=== RECORDS FOR THIS TASK ===

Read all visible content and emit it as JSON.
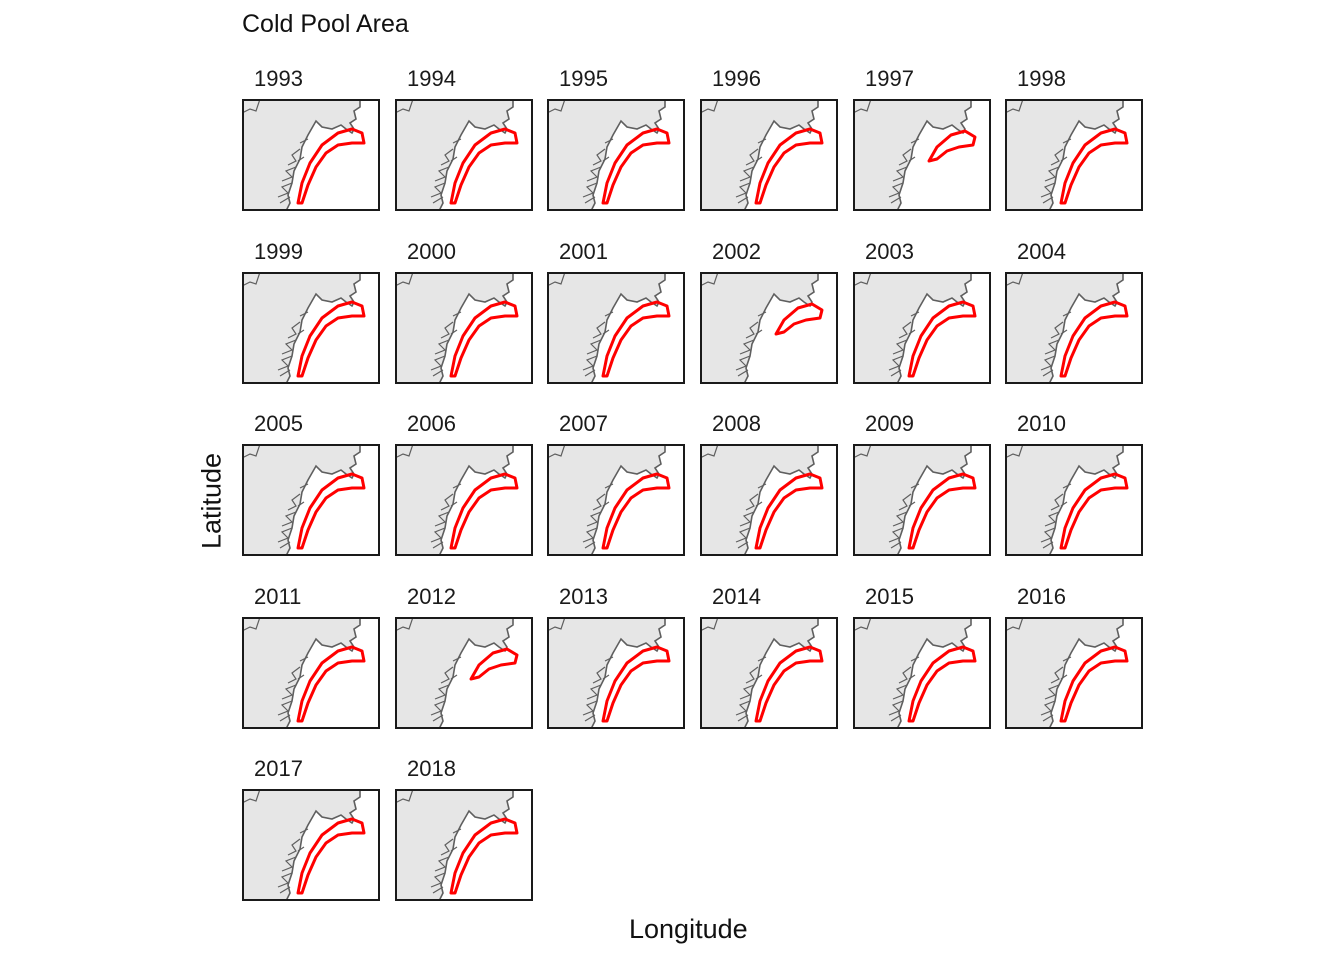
{
  "title": "Cold Pool Area",
  "x_label": "Longitude",
  "y_label": "Latitude",
  "colors": {
    "land": "#e6e6e6",
    "coastline": "#5f5f5f",
    "cold_pool_outline": "#ff0000",
    "panel_border": "#1a1a1a",
    "background": "#ffffff"
  },
  "panels": [
    {
      "year": "1993"
    },
    {
      "year": "1994"
    },
    {
      "year": "1995"
    },
    {
      "year": "1996"
    },
    {
      "year": "1997"
    },
    {
      "year": "1998"
    },
    {
      "year": "1999"
    },
    {
      "year": "2000"
    },
    {
      "year": "2001"
    },
    {
      "year": "2002"
    },
    {
      "year": "2003"
    },
    {
      "year": "2004"
    },
    {
      "year": "2005"
    },
    {
      "year": "2006"
    },
    {
      "year": "2007"
    },
    {
      "year": "2008"
    },
    {
      "year": "2009"
    },
    {
      "year": "2010"
    },
    {
      "year": "2011"
    },
    {
      "year": "2012"
    },
    {
      "year": "2013"
    },
    {
      "year": "2014"
    },
    {
      "year": "2015"
    },
    {
      "year": "2016"
    },
    {
      "year": "2017"
    },
    {
      "year": "2018"
    }
  ]
}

===

• **REQUIREMENTS**: Repeat the preceding records precisely, and leave every picture out of the copy.

• **TASK ANSWER**:
Read all visible content and emit it as JSON.
{
  "title": "Cold Pool Area",
  "x_label": "Longitude",
  "y_label": "Latitude",
  "colors": {
    "land": "#e6e6e6",
    "coastline": "#5f5f5f",
    "cold_pool_outline": "#ff0000",
    "panel_border": "#1a1a1a",
    "background": "#ffffff"
  },
  "panels": [
    {
      "year": "1993"
    },
    {
      "year": "1994"
    },
    {
      "year": "1995"
    },
    {
      "year": "1996"
    },
    {
      "year": "1997"
    },
    {
      "year": "1998"
    },
    {
      "year": "1999"
    },
    {
      "year": "2000"
    },
    {
      "year": "2001"
    },
    {
      "year": "2002"
    },
    {
      "year": "2003"
    },
    {
      "year": "2004"
    },
    {
      "year": "2005"
    },
    {
      "year": "2006"
    },
    {
      "year": "2007"
    },
    {
      "year": "2008"
    },
    {
      "year": "2009"
    },
    {
      "year": "2010"
    },
    {
      "year": "2011"
    },
    {
      "year": "2012"
    },
    {
      "year": "2013"
    },
    {
      "year": "2014"
    },
    {
      "year": "2015"
    },
    {
      "year": "2016"
    },
    {
      "year": "2017"
    },
    {
      "year": "2018"
    }
  ]
}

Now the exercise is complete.